--- START OF Raw data ---

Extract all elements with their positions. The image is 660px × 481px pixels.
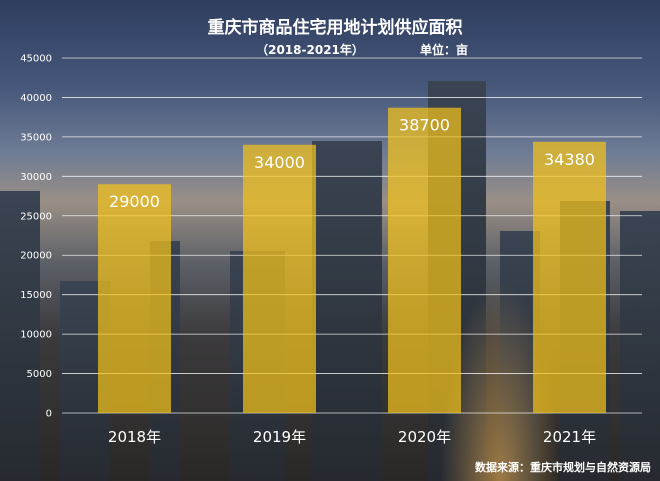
chart-title: 重庆市商品住宅用地计划供应面积 xyxy=(208,17,463,38)
bar xyxy=(243,144,316,413)
y-axis-ticks: 0 5000 10000 15000 20000 25000 30000 35000 40000… xyxy=(20,54,52,420)
background-building xyxy=(312,141,382,481)
background-building xyxy=(620,211,660,481)
y-tick-label: 40000 xyxy=(20,93,52,104)
y-tick-label: 10000 xyxy=(20,330,52,341)
y-tick-label: 5000 xyxy=(27,369,52,380)
source-note: 数据来源：重庆市规划与自然资源局 xyxy=(475,460,651,474)
bar xyxy=(98,184,171,413)
y-tick-label: 15000 xyxy=(20,290,52,301)
bar-value-label: 34000 xyxy=(254,153,305,172)
y-tick-label: 0 xyxy=(46,409,52,420)
x-category-label: 2021年 xyxy=(543,428,596,446)
y-tick-label: 25000 xyxy=(20,211,52,222)
x-axis-labels: 2018年 2019年 2020年 2021年 xyxy=(108,428,596,446)
y-tick-label: 20000 xyxy=(20,251,52,262)
bars xyxy=(98,107,606,413)
bar-value-label: 34380 xyxy=(544,150,595,169)
bar xyxy=(533,141,606,413)
x-category-label: 2020年 xyxy=(398,428,451,446)
background-building xyxy=(0,191,40,481)
bar xyxy=(388,107,461,413)
x-category-label: 2019年 xyxy=(253,428,306,446)
bar-value-label: 38700 xyxy=(399,116,450,135)
unit-label: 单位：亩 xyxy=(420,42,468,57)
x-category-label: 2018年 xyxy=(108,428,161,446)
data-labels: 29000 34000 38700 34380 xyxy=(109,116,595,212)
bar-value-label: 29000 xyxy=(109,192,160,211)
y-tick-label: 30000 xyxy=(20,172,52,183)
chart-subtitle: （2018-2021年） xyxy=(256,42,364,57)
y-tick-label: 35000 xyxy=(20,132,52,143)
y-tick-label: 45000 xyxy=(20,54,52,65)
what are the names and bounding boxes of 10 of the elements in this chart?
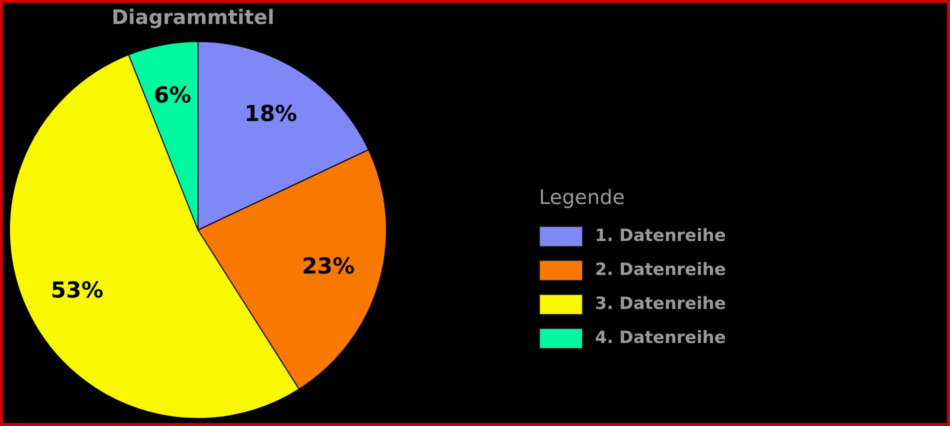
legend-label: 4. Datenreihe (595, 328, 726, 348)
chart-title: Diagrammtitel (110, 5, 276, 29)
data-label: 23% (302, 254, 355, 280)
legend-title: Legende (539, 185, 626, 209)
data-label: 18% (244, 102, 298, 128)
legend-label: 3. Datenreihe (595, 294, 726, 314)
data-label: 53% (50, 278, 104, 304)
legend-label: 1. Datenreihe (595, 226, 726, 246)
data-label: 6% (154, 83, 192, 108)
legend-label: 2. Datenreihe (595, 260, 726, 280)
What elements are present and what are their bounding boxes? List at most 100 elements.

--- END OF Raw data ---

Copy the lines above word for word, leaving out the pictures.

Extract all elements with their positions. The image is 660px × 481px pixels.
chart-title: 重庆市商品住宅用地计划供应面积 xyxy=(208,17,463,38)
bar xyxy=(243,144,316,413)
y-axis-ticks: 0 5000 10000 15000 20000 25000 30000 35000 40000… xyxy=(20,54,52,420)
background-building xyxy=(312,141,382,481)
background-building xyxy=(620,211,660,481)
y-tick-label: 40000 xyxy=(20,93,52,104)
y-tick-label: 10000 xyxy=(20,330,52,341)
y-tick-label: 5000 xyxy=(27,369,52,380)
source-note: 数据来源：重庆市规划与自然资源局 xyxy=(475,460,651,474)
bar xyxy=(98,184,171,413)
y-tick-label: 15000 xyxy=(20,290,52,301)
bar-value-label: 34000 xyxy=(254,153,305,172)
y-tick-label: 0 xyxy=(46,409,52,420)
x-category-label: 2021年 xyxy=(543,428,596,446)
y-tick-label: 25000 xyxy=(20,211,52,222)
x-axis-labels: 2018年 2019年 2020年 2021年 xyxy=(108,428,596,446)
y-tick-label: 20000 xyxy=(20,251,52,262)
bars xyxy=(98,107,606,413)
bar-value-label: 34380 xyxy=(544,150,595,169)
bar xyxy=(533,141,606,413)
x-category-label: 2020年 xyxy=(398,428,451,446)
background-building xyxy=(0,191,40,481)
bar xyxy=(388,107,461,413)
x-category-label: 2019年 xyxy=(253,428,306,446)
bar-value-label: 38700 xyxy=(399,116,450,135)
unit-label: 单位：亩 xyxy=(420,42,468,57)
x-category-label: 2018年 xyxy=(108,428,161,446)
data-labels: 29000 34000 38700 34380 xyxy=(109,116,595,212)
bar-value-label: 29000 xyxy=(109,192,160,211)
y-tick-label: 30000 xyxy=(20,172,52,183)
chart-subtitle: （2018-2021年） xyxy=(256,42,364,57)
y-tick-label: 35000 xyxy=(20,132,52,143)
y-tick-label: 45000 xyxy=(20,54,52,65)
what are the names and bounding boxes of 10 of the elements in this chart?
legend-label: 4. Datenreihe (595, 328, 726, 348)
chart-title: Diagrammtitel (110, 5, 276, 29)
data-label: 23% (302, 254, 355, 280)
legend-title: Legende (539, 185, 626, 209)
data-label: 18% (244, 102, 298, 128)
legend-label: 3. Datenreihe (595, 294, 726, 314)
data-label: 53% (50, 278, 104, 304)
legend-label: 1. Datenreihe (595, 226, 726, 246)
data-label: 6% (154, 83, 192, 108)
legend-label: 2. Datenreihe (595, 260, 726, 280)
What elements are present and what are their bounding boxes? List at most 100 elements.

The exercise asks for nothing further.